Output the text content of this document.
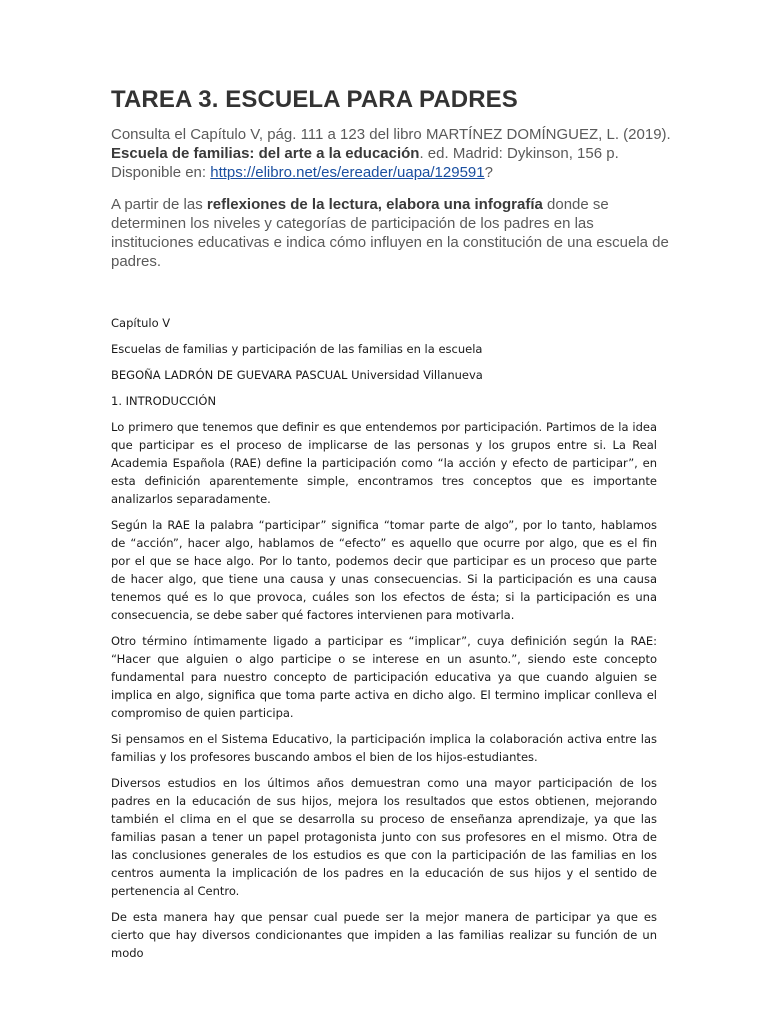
TAREA 3. ESCUELA PARA PADRES

Consulta el Capítulo V, pág. 111 a 123 del libro MARTÍNEZ DOMÍNGUEZ, L. (2019). Escuela de familias: del arte a la educación. ed. Madrid: Dykinson, 156 p. Disponible en: https://elibro.net/es/ereader/uapa/129591?

A partir de las reflexiones de la lectura, elabora una infografía donde se determinen los niveles y categorías de participación de los padres en las instituciones educativas e indica cómo influyen en la constitución de una escuela de padres.

Capítulo V

Escuelas de familias y participación de las familias en la escuela

BEGOÑA LADRÓN DE GUEVARA PASCUAL Universidad Villanueva

1. INTRODUCCIÓN

Lo primero que tenemos que definir es que entendemos por participación. Partimos de la idea que participar es el proceso de implicarse de las personas y los grupos entre si. La Real Academia Española (RAE) define la participación como “la acción y efecto de participar”, en esta definición aparentemente simple, encontramos tres conceptos que es importante analizarlos separadamente.

Según la RAE la palabra “participar” significa “tomar parte de algo”, por lo tanto, hablamos de “acción”, hacer algo, hablamos de “efecto” es aquello que ocurre por algo, que es el fin por el que se hace algo. Por lo tanto, podemos decir que participar es un proceso que parte de hacer algo, que tiene una causa y unas consecuencias. Si la participación es una causa tenemos qué es lo que provoca, cuáles son los efectos de ésta; si la participación es una consecuencia, se debe saber qué factores intervienen para motivarla.

Otro término íntimamente ligado a participar es “implicar”, cuya definición según la RAE: “Hacer que alguien o algo participe o se interese en un asunto.”, siendo este concepto fundamental para nuestro concepto de participación educativa ya que cuando alguien se implica en algo, significa que toma parte activa en dicho algo. El termino implicar conlleva el compromiso de quien participa.

Si pensamos en el Sistema Educativo, la participación implica la colaboración activa entre las familias y los profesores buscando ambos el bien de los hijos-estudiantes.

Diversos estudios en los últimos años demuestran como una mayor participación de los padres en la educación de sus hijos, mejora los resultados que estos obtienen, mejorando también el clima en el que se desarrolla su proceso de enseñanza aprendizaje, ya que las familias pasan a tener un papel protagonista junto con sus profesores en el mismo. Otra de las conclusiones generales de los estudios es que con la participación de las familias en los centros aumenta la implicación de los padres en la educación de sus hijos y el sentido de pertenencia al Centro.

De esta manera hay que pensar cual puede ser la mejor manera de participar ya que es cierto que hay diversos condicionantes que impiden a las familias realizar su función de un modo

Directions for this task
Reproduce the material word for word, minus the images.

Right answer
Output the text content of this document.
TAREA 3. ESCUELA PARA PADRES

Consulta el Capítulo V, pág. 111 a 123 del libro MARTÍNEZ DOMÍNGUEZ, L. (2019). Escuela de familias: del arte a la educación. ed. Madrid: Dykinson, 156 p. Disponible en: https://elibro.net/es/ereader/uapa/129591?

A partir de las reflexiones de la lectura, elabora una infografía donde se determinen los niveles y categorías de participación de los padres en las instituciones educativas e indica cómo influyen en la constitución de una escuela de padres.

Capítulo V

Escuelas de familias y participación de las familias en la escuela

BEGOÑA LADRÓN DE GUEVARA PASCUAL Universidad Villanueva

1. INTRODUCCIÓN

Lo primero que tenemos que definir es que entendemos por participación. Partimos de la idea que participar es el proceso de implicarse de las personas y los grupos entre si. La Real Academia Española (RAE) define la participación como “la acción y efecto de participar”, en esta definición aparentemente simple, encontramos tres conceptos que es importante analizarlos separadamente.

Según la RAE la palabra “participar” significa “tomar parte de algo”, por lo tanto, hablamos de “acción”, hacer algo, hablamos de “efecto” es aquello que ocurre por algo, que es el fin por el que se hace algo. Por lo tanto, podemos decir que participar es un proceso que parte de hacer algo, que tiene una causa y unas consecuencias. Si la participación es una causa tenemos qué es lo que provoca, cuáles son los efectos de ésta; si la participación es una consecuencia, se debe saber qué factores intervienen para motivarla.

Otro término íntimamente ligado a participar es “implicar”, cuya definición según la RAE: “Hacer que alguien o algo participe o se interese en un asunto.”, siendo este concepto fundamental para nuestro concepto de participación educativa ya que cuando alguien se implica en algo, significa que toma parte activa en dicho algo. El termino implicar conlleva el compromiso de quien participa.

Si pensamos en el Sistema Educativo, la participación implica la colaboración activa entre las familias y los profesores buscando ambos el bien de los hijos-estudiantes.

Diversos estudios en los últimos años demuestran como una mayor participación de los padres en la educación de sus hijos, mejora los resultados que estos obtienen, mejorando también el clima en el que se desarrolla su proceso de enseñanza aprendizaje, ya que las familias pasan a tener un papel protagonista junto con sus profesores en el mismo. Otra de las conclusiones generales de los estudios es que con la participación de las familias en los centros aumenta la implicación de los padres en la educación de sus hijos y el sentido de pertenencia al Centro.

De esta manera hay que pensar cual puede ser la mejor manera de participar ya que es cierto que hay diversos condicionantes que impiden a las familias realizar su función de un modo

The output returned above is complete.